_OBJECTIVE_. Without the pictures, output the records below word for word.

_MATERIAL SHOWN_.

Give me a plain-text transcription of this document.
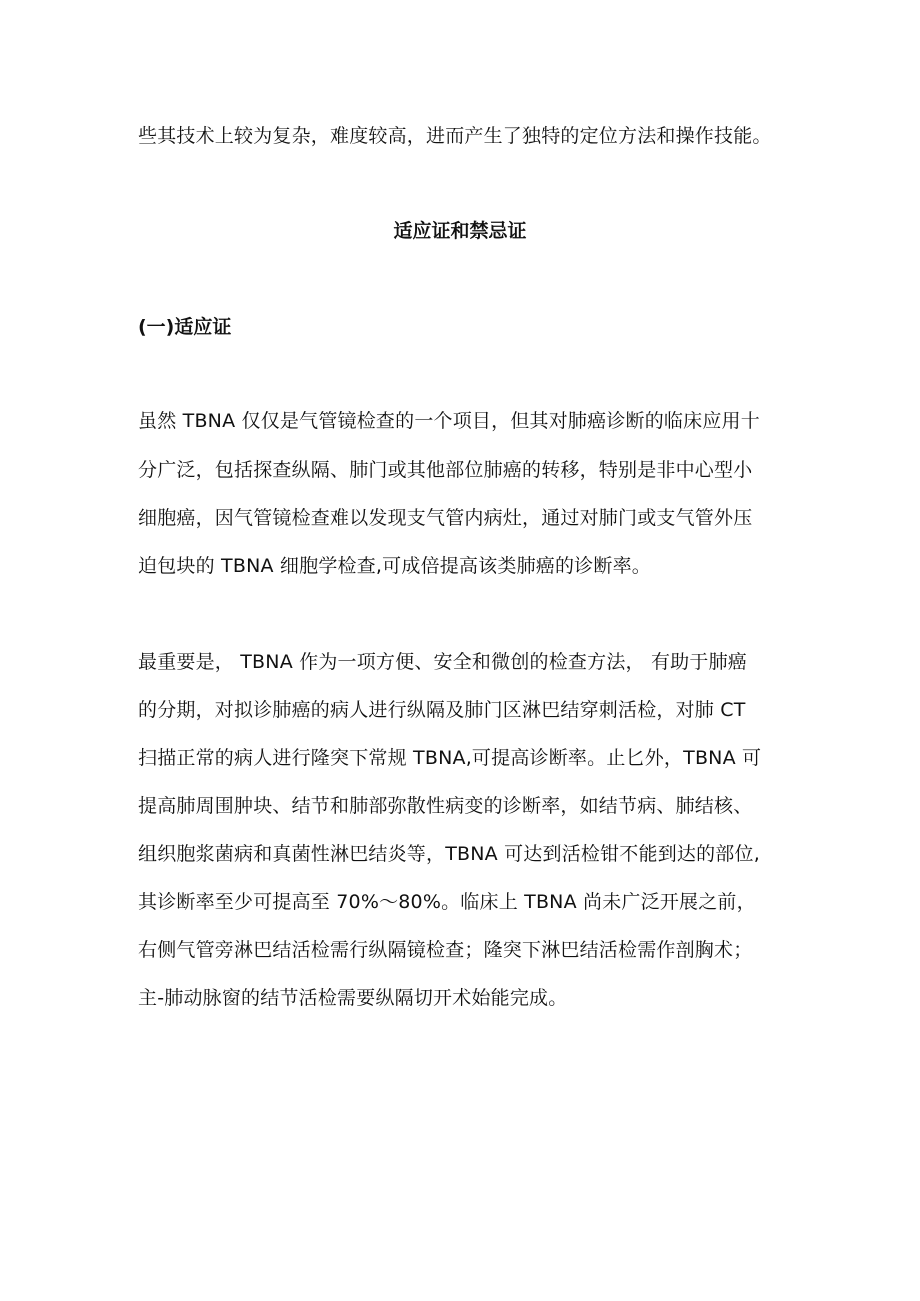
些其技术上较为复杂，难度较高，进而产生了独特的定位方法和操作技能。
适应证和禁忌证
(一)适应证
虽然 TBNA 仅仅是气管镜检查的一个项目，但其对肺癌诊断的临床应用十
分广泛，包括探查纵隔、肺门或其他部位肺癌的转移，特别是非中心型小
细胞癌，因气管镜检查难以发现支气管内病灶，通过对肺门或支气管外压
迫包块的 TBNA 细胞学检查,可成倍提高该类肺癌的诊断率。
最重要是， TBNA 作为一项方便、安全和微创的检查方法， 有助于肺癌
的分期，对拟诊肺癌的病人进行纵隔及肺门区淋巴结穿刺活检，对肺 CT
扫描正常的病人进行隆突下常规 TBNA,可提高诊断率。止匕外，TBNA 可
提高肺周围肿块、结节和肺部弥散性病变的诊断率，如结节病、肺结核、
组织胞浆菌病和真菌性淋巴结炎等，TBNA 可达到活检钳不能到达的部位,
其诊断率至少可提高至 70%～80%。临床上 TBNA 尚未广泛开展之前，
右侧气管旁淋巴结活检需行纵隔镜检查；隆突下淋巴结活检需作剖胸术；
主-肺动脉窗的结节活检需要纵隔切开术始能完成。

_RESULT BELOW_.
Give me a plain-text transcription of this document.
些其技术上较为复杂，难度较高，进而产生了独特的定位方法和操作技能。
适应证和禁忌证
(一)适应证
虽然 TBNA 仅仅是气管镜检查的一个项目，但其对肺癌诊断的临床应用十
分广泛，包括探查纵隔、肺门或其他部位肺癌的转移，特别是非中心型小
细胞癌，因气管镜检查难以发现支气管内病灶，通过对肺门或支气管外压
迫包块的 TBNA 细胞学检查,可成倍提高该类肺癌的诊断率。
最重要是， TBNA 作为一项方便、安全和微创的检查方法， 有助于肺癌
的分期，对拟诊肺癌的病人进行纵隔及肺门区淋巴结穿刺活检，对肺 CT
扫描正常的病人进行隆突下常规 TBNA,可提高诊断率。止匕外，TBNA 可
提高肺周围肿块、结节和肺部弥散性病变的诊断率，如结节病、肺结核、
组织胞浆菌病和真菌性淋巴结炎等，TBNA 可达到活检钳不能到达的部位,
其诊断率至少可提高至 70%～80%。临床上 TBNA 尚未广泛开展之前，
右侧气管旁淋巴结活检需行纵隔镜检查；隆突下淋巴结活检需作剖胸术；
主-肺动脉窗的结节活检需要纵隔切开术始能完成。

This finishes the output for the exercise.